PROMPT: Return the complete listing that follows, with each line reproduced exactly.

TASK DATA:
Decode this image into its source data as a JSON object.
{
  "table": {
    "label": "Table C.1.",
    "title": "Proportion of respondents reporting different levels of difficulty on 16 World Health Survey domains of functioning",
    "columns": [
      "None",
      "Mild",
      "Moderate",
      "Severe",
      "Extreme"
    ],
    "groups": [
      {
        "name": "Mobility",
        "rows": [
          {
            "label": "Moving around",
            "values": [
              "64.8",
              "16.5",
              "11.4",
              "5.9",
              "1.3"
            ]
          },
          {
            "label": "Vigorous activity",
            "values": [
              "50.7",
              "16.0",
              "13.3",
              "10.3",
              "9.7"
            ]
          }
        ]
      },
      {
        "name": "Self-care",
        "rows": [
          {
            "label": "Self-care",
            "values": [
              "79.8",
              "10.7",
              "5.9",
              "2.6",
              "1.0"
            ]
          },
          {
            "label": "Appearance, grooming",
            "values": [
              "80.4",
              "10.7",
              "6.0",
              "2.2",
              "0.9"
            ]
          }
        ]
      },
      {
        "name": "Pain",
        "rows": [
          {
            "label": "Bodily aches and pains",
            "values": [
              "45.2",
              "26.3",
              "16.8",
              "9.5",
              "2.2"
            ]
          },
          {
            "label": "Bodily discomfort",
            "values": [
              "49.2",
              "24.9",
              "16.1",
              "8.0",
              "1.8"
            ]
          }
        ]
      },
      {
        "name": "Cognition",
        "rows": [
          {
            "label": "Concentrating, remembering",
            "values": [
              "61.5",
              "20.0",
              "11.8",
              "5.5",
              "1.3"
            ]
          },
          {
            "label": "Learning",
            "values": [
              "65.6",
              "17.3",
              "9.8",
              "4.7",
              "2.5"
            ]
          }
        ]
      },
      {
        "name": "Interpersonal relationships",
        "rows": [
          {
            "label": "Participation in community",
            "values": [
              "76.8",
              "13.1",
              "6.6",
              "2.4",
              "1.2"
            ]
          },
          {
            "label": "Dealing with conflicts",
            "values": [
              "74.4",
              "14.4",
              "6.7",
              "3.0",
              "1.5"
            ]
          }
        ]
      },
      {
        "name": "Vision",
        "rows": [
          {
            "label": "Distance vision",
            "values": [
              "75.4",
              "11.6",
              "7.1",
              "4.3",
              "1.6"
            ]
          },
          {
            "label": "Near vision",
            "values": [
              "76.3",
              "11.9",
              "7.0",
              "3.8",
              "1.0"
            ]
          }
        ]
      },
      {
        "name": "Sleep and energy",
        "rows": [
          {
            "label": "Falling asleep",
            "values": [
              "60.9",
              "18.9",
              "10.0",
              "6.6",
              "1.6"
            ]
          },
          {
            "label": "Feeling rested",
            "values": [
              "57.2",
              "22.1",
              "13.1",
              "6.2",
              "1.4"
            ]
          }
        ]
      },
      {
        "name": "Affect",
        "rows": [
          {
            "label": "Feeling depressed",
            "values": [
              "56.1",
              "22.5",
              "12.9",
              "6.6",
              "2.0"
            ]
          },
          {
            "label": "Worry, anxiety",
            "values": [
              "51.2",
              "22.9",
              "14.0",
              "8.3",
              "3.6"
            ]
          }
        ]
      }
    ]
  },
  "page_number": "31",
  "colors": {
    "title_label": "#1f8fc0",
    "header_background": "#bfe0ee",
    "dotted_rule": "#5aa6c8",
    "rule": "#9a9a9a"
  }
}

PROBLEM SOLUTION:
Decode this image into its source data as a JSON object.
{
  "table": {
    "label": "Table C.1.",
    "title": "Proportion of respondents reporting different levels of difficulty on 16 World Health Survey domains of functioning",
    "columns": [
      "None",
      "Mild",
      "Moderate",
      "Severe",
      "Extreme"
    ],
    "groups": [
      {
        "name": "Mobility",
        "rows": [
          {
            "label": "Moving around",
            "values": [
              "64.8",
              "16.5",
              "11.4",
              "5.9",
              "1.3"
            ]
          },
          {
            "label": "Vigorous activity",
            "values": [
              "50.7",
              "16.0",
              "13.3",
              "10.3",
              "9.7"
            ]
          }
        ]
      },
      {
        "name": "Self-care",
        "rows": [
          {
            "label": "Self-care",
            "values": [
              "79.8",
              "10.7",
              "5.9",
              "2.6",
              "1.0"
            ]
          },
          {
            "label": "Appearance, grooming",
            "values": [
              "80.4",
              "10.7",
              "6.0",
              "2.2",
              "0.9"
            ]
          }
        ]
      },
      {
        "name": "Pain",
        "rows": [
          {
            "label": "Bodily aches and pains",
            "values": [
              "45.2",
              "26.3",
              "16.8",
              "9.5",
              "2.2"
            ]
          },
          {
            "label": "Bodily discomfort",
            "values": [
              "49.2",
              "24.9",
              "16.1",
              "8.0",
              "1.8"
            ]
          }
        ]
      },
      {
        "name": "Cognition",
        "rows": [
          {
            "label": "Concentrating, remembering",
            "values": [
              "61.5",
              "20.0",
              "11.8",
              "5.5",
              "1.3"
            ]
          },
          {
            "label": "Learning",
            "values": [
              "65.6",
              "17.3",
              "9.8",
              "4.7",
              "2.5"
            ]
          }
        ]
      },
      {
        "name": "Interpersonal relationships",
        "rows": [
          {
            "label": "Participation in community",
            "values": [
              "76.8",
              "13.1",
              "6.6",
              "2.4",
              "1.2"
            ]
          },
          {
            "label": "Dealing with conflicts",
            "values": [
              "74.4",
              "14.4",
              "6.7",
              "3.0",
              "1.5"
            ]
          }
        ]
      },
      {
        "name": "Vision",
        "rows": [
          {
            "label": "Distance vision",
            "values": [
              "75.4",
              "11.6",
              "7.1",
              "4.3",
              "1.6"
            ]
          },
          {
            "label": "Near vision",
            "values": [
              "76.3",
              "11.9",
              "7.0",
              "3.8",
              "1.0"
            ]
          }
        ]
      },
      {
        "name": "Sleep and energy",
        "rows": [
          {
            "label": "Falling asleep",
            "values": [
              "60.9",
              "18.9",
              "10.0",
              "6.6",
              "1.6"
            ]
          },
          {
            "label": "Feeling rested",
            "values": [
              "57.2",
              "22.1",
              "13.1",
              "6.2",
              "1.4"
            ]
          }
        ]
      },
      {
        "name": "Affect",
        "rows": [
          {
            "label": "Feeling depressed",
            "values": [
              "56.1",
              "22.5",
              "12.9",
              "6.6",
              "2.0"
            ]
          },
          {
            "label": "Worry, anxiety",
            "values": [
              "51.2",
              "22.9",
              "14.0",
              "8.3",
              "3.6"
            ]
          }
        ]
      }
    ]
  },
  "page_number": "31",
  "colors": {
    "title_label": "#1f8fc0",
    "header_background": "#bfe0ee",
    "dotted_rule": "#5aa6c8",
    "rule": "#9a9a9a"
  }
}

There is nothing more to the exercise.